─── THE INPUT ───

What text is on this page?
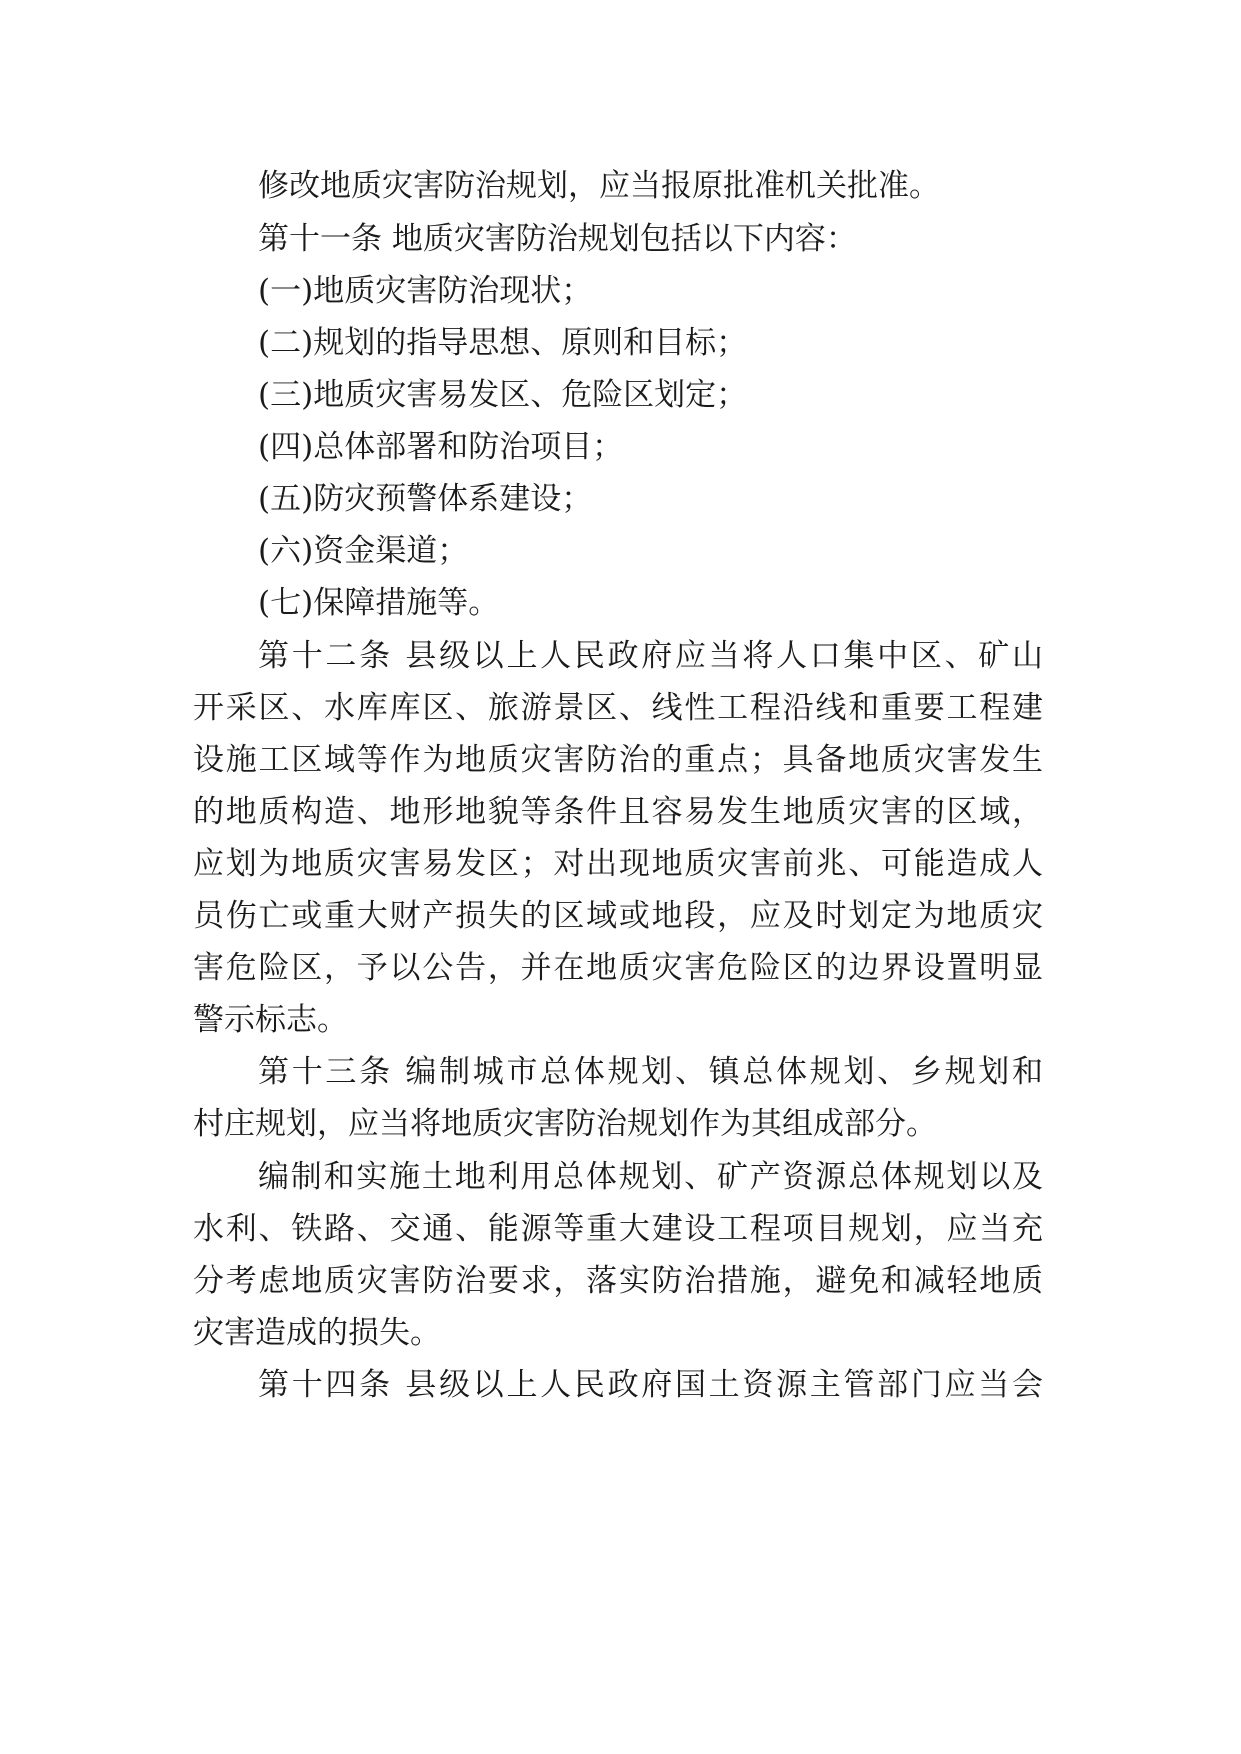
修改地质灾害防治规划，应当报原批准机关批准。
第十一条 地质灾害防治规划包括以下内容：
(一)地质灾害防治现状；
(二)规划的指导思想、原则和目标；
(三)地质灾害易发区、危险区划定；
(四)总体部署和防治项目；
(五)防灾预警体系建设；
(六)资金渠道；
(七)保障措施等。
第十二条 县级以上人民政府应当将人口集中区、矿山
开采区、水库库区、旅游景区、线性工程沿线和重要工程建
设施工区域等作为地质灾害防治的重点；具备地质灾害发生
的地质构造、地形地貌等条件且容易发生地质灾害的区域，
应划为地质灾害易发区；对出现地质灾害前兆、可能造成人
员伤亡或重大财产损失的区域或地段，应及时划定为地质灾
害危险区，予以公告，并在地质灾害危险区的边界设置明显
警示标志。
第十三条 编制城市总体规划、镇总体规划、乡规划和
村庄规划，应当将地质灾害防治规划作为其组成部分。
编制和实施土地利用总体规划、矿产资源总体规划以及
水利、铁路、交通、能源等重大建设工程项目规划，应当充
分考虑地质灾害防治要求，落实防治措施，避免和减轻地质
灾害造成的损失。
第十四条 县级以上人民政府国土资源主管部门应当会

───

*TASK INSTRUCTIONS*:
Write the lines above out again exactly, without any of their pictures.

*EXPECTED ANSWER*:
What text is on this page?
修改地质灾害防治规划，应当报原批准机关批准。
第十一条 地质灾害防治规划包括以下内容：
(一)地质灾害防治现状；
(二)规划的指导思想、原则和目标；
(三)地质灾害易发区、危险区划定；
(四)总体部署和防治项目；
(五)防灾预警体系建设；
(六)资金渠道；
(七)保障措施等。
第十二条 县级以上人民政府应当将人口集中区、矿山
开采区、水库库区、旅游景区、线性工程沿线和重要工程建
设施工区域等作为地质灾害防治的重点；具备地质灾害发生
的地质构造、地形地貌等条件且容易发生地质灾害的区域，
应划为地质灾害易发区；对出现地质灾害前兆、可能造成人
员伤亡或重大财产损失的区域或地段，应及时划定为地质灾
害危险区，予以公告，并在地质灾害危险区的边界设置明显
警示标志。
第十三条 编制城市总体规划、镇总体规划、乡规划和
村庄规划，应当将地质灾害防治规划作为其组成部分。
编制和实施土地利用总体规划、矿产资源总体规划以及
水利、铁路、交通、能源等重大建设工程项目规划，应当充
分考虑地质灾害防治要求，落实防治措施，避免和减轻地质
灾害造成的损失。
第十四条 县级以上人民政府国土资源主管部门应当会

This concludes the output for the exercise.